# [YOUR INSTRUCTIONS]
Reproduce the listing below exactly. Pictures do not belong in the copy.

# [DATA SUPPLIED]
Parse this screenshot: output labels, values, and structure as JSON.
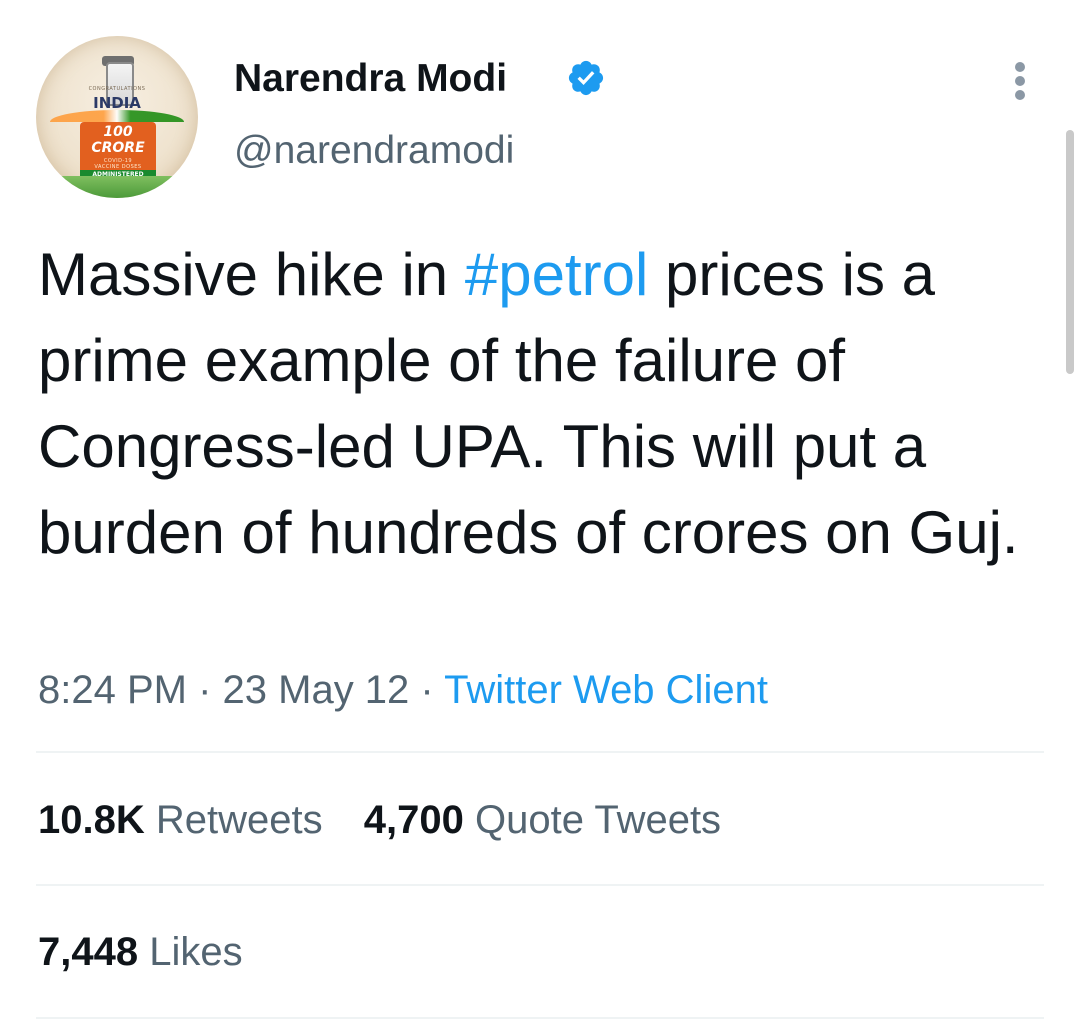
{
  "author": {
    "display_name": "Narendra Modi",
    "handle": "@narendramodi",
    "verified": true,
    "avatar": {
      "congrats_text": "CONGRATULATIONS",
      "country_text": "INDIA",
      "number_text": "100",
      "unit_text": "CRORE",
      "line1_text": "COVID-19",
      "line2_text": "VACCINE DOSES",
      "admin_text": "ADMINISTERED"
    }
  },
  "tweet": {
    "text_before": "Massive hike in ",
    "hashtag": "#petrol",
    "text_after": " prices is a prime example of the failure of Congress-led UPA. This will put a burden of hundreds of crores on Guj."
  },
  "meta": {
    "time": "8:24 PM",
    "separator": " · ",
    "date": "23 May 12",
    "source": "Twitter Web Client"
  },
  "stats": {
    "retweets_count": "10.8K",
    "retweets_label": "Retweets",
    "quotes_count": "4,700",
    "quotes_label": "Quote Tweets",
    "likes_count": "7,448",
    "likes_label": "Likes"
  },
  "icons": {
    "verified": "verified-badge-icon",
    "more": "more-options-icon"
  },
  "colors": {
    "accent": "#1d9bf0",
    "text_primary": "#0f1419",
    "text_secondary": "#536471",
    "divider": "#eff3f4"
  }
}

# [TASK OUTPUT]
Parse this screenshot: output labels, values, and structure as JSON.
{
  "author": {
    "display_name": "Narendra Modi",
    "handle": "@narendramodi",
    "verified": true,
    "avatar": {
      "congrats_text": "CONGRATULATIONS",
      "country_text": "INDIA",
      "number_text": "100",
      "unit_text": "CRORE",
      "line1_text": "COVID-19",
      "line2_text": "VACCINE DOSES",
      "admin_text": "ADMINISTERED"
    }
  },
  "tweet": {
    "text_before": "Massive hike in ",
    "hashtag": "#petrol",
    "text_after": " prices is a prime example of the failure of Congress-led UPA. This will put a burden of hundreds of crores on Guj."
  },
  "meta": {
    "time": "8:24 PM",
    "separator": " · ",
    "date": "23 May 12",
    "source": "Twitter Web Client"
  },
  "stats": {
    "retweets_count": "10.8K",
    "retweets_label": "Retweets",
    "quotes_count": "4,700",
    "quotes_label": "Quote Tweets",
    "likes_count": "7,448",
    "likes_label": "Likes"
  },
  "icons": {
    "verified": "verified-badge-icon",
    "more": "more-options-icon"
  },
  "colors": {
    "accent": "#1d9bf0",
    "text_primary": "#0f1419",
    "text_secondary": "#536471",
    "divider": "#eff3f4"
  }
}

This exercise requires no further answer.